Exercise material:

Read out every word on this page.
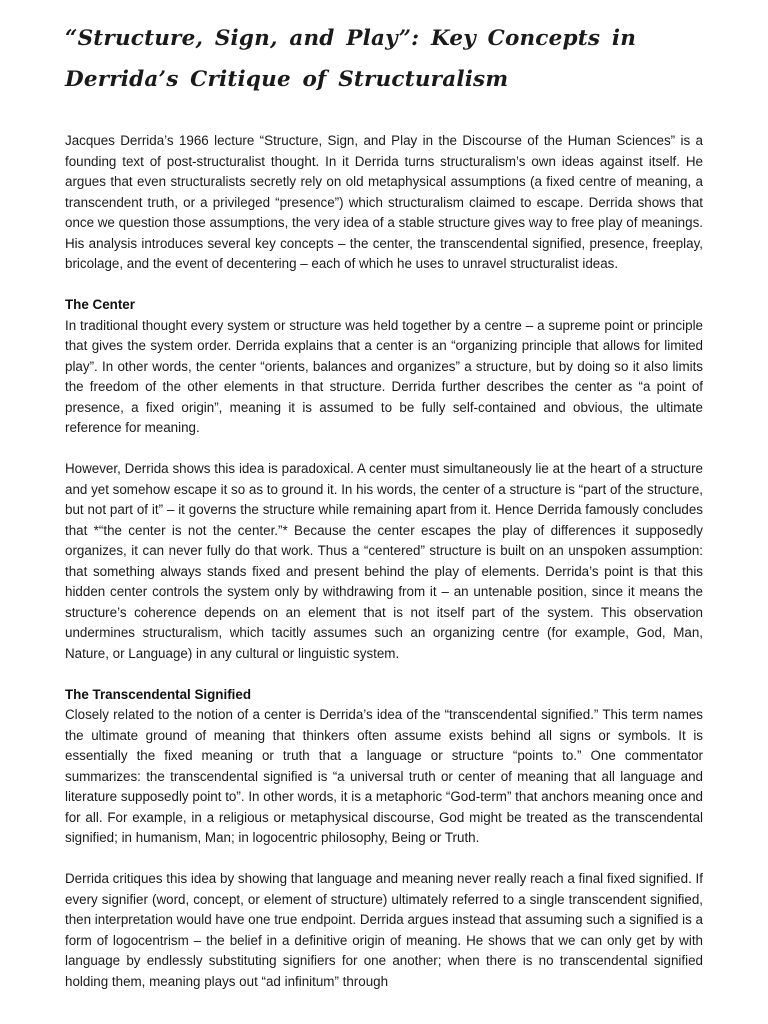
“Structure, Sign, and Play”: Key Concepts in Derrida’s Critique of Structuralism

Jacques Derrida’s 1966 lecture “Structure, Sign, and Play in the Discourse of the Human Sciences” is a founding text of post-structuralist thought. In it Derrida turns structuralism’s own ideas against itself. He argues that even structuralists secretly rely on old metaphysical assumptions (a fixed centre of meaning, a transcendent truth, or a privileged “presence”) which structuralism claimed to escape. Derrida shows that once we question those assumptions, the very idea of a stable structure gives way to free play of meanings. His analysis introduces several key concepts – the center, the transcendental signified, presence, freeplay, bricolage, and the event of decentering – each of which he uses to unravel structuralist ideas.

The Center

In traditional thought every system or structure was held together by a centre – a supreme point or principle that gives the system order. Derrida explains that a center is an “organizing principle that allows for limited play”. In other words, the center “orients, balances and organizes” a structure, but by doing so it also limits the freedom of the other elements in that structure. Derrida further describes the center as “a point of presence, a fixed origin”, meaning it is assumed to be fully self-contained and obvious, the ultimate reference for meaning.

However, Derrida shows this idea is paradoxical. A center must simultaneously lie at the heart of a structure and yet somehow escape it so as to ground it. In his words, the center of a structure is “part of the structure, but not part of it” – it governs the structure while remaining apart from it. Hence Derrida famously concludes that *“the center is not the center.”* Because the center escapes the play of differences it supposedly organizes, it can never fully do that work. Thus a “centered” structure is built on an unspoken assumption: that something always stands fixed and present behind the play of elements. Derrida’s point is that this hidden center controls the system only by withdrawing from it – an untenable position, since it means the structure’s coherence depends on an element that is not itself part of the system. This observation undermines structuralism, which tacitly assumes such an organizing centre (for example, God, Man, Nature, or Language) in any cultural or linguistic system.

The Transcendental Signified

Closely related to the notion of a center is Derrida’s idea of the “transcendental signified.” This term names the ultimate ground of meaning that thinkers often assume exists behind all signs or symbols. It is essentially the fixed meaning or truth that a language or structure “points to.” One commentator summarizes: the transcendental signified is “a universal truth or center of meaning that all language and literature supposedly point to”. In other words, it is a metaphoric “God-term” that anchors meaning once and for all. For example, in a religious or metaphysical discourse, God might be treated as the transcendental signified; in humanism, Man; in logocentric philosophy, Being or Truth.

Derrida critiques this idea by showing that language and meaning never really reach a final fixed signified. If every signifier (word, concept, or element of structure) ultimately referred to a single transcendent signified, then interpretation would have one true endpoint. Derrida argues instead that assuming such a signified is a form of logocentrism – the belief in a definitive origin of meaning. He shows that we can only get by with language by endlessly substituting signifiers for one another; when there is no transcendental signified holding them, meaning plays out “ad infinitum” through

What you are asked to do: Without the pictures, restate all the entries above exactly.

Result:
Read out every word on this page.
“Structure, Sign, and Play”: Key Concepts in Derrida’s Critique of Structuralism

Jacques Derrida’s 1966 lecture “Structure, Sign, and Play in the Discourse of the Human Sciences” is a founding text of post-structuralist thought. In it Derrida turns structuralism’s own ideas against itself. He argues that even structuralists secretly rely on old metaphysical assumptions (a fixed centre of meaning, a transcendent truth, or a privileged “presence”) which structuralism claimed to escape. Derrida shows that once we question those assumptions, the very idea of a stable structure gives way to free play of meanings. His analysis introduces several key concepts – the center, the transcendental signified, presence, freeplay, bricolage, and the event of decentering – each of which he uses to unravel structuralist ideas.

The Center

In traditional thought every system or structure was held together by a centre – a supreme point or principle that gives the system order. Derrida explains that a center is an “organizing principle that allows for limited play”. In other words, the center “orients, balances and organizes” a structure, but by doing so it also limits the freedom of the other elements in that structure. Derrida further describes the center as “a point of presence, a fixed origin”, meaning it is assumed to be fully self-contained and obvious, the ultimate reference for meaning.

However, Derrida shows this idea is paradoxical. A center must simultaneously lie at the heart of a structure and yet somehow escape it so as to ground it. In his words, the center of a structure is “part of the structure, but not part of it” – it governs the structure while remaining apart from it. Hence Derrida famously concludes that *“the center is not the center.”* Because the center escapes the play of differences it supposedly organizes, it can never fully do that work. Thus a “centered” structure is built on an unspoken assumption: that something always stands fixed and present behind the play of elements. Derrida’s point is that this hidden center controls the system only by withdrawing from it – an untenable position, since it means the structure’s coherence depends on an element that is not itself part of the system. This observation undermines structuralism, which tacitly assumes such an organizing centre (for example, God, Man, Nature, or Language) in any cultural or linguistic system.

The Transcendental Signified

Closely related to the notion of a center is Derrida’s idea of the “transcendental signified.” This term names the ultimate ground of meaning that thinkers often assume exists behind all signs or symbols. It is essentially the fixed meaning or truth that a language or structure “points to.” One commentator summarizes: the transcendental signified is “a universal truth or center of meaning that all language and literature supposedly point to”. In other words, it is a metaphoric “God-term” that anchors meaning once and for all. For example, in a religious or metaphysical discourse, God might be treated as the transcendental signified; in humanism, Man; in logocentric philosophy, Being or Truth.

Derrida critiques this idea by showing that language and meaning never really reach a final fixed signified. If every signifier (word, concept, or element of structure) ultimately referred to a single transcendent signified, then interpretation would have one true endpoint. Derrida argues instead that assuming such a signified is a form of logocentrism – the belief in a definitive origin of meaning. He shows that we can only get by with language by endlessly substituting signifiers for one another; when there is no transcendental signified holding them, meaning plays out “ad infinitum” through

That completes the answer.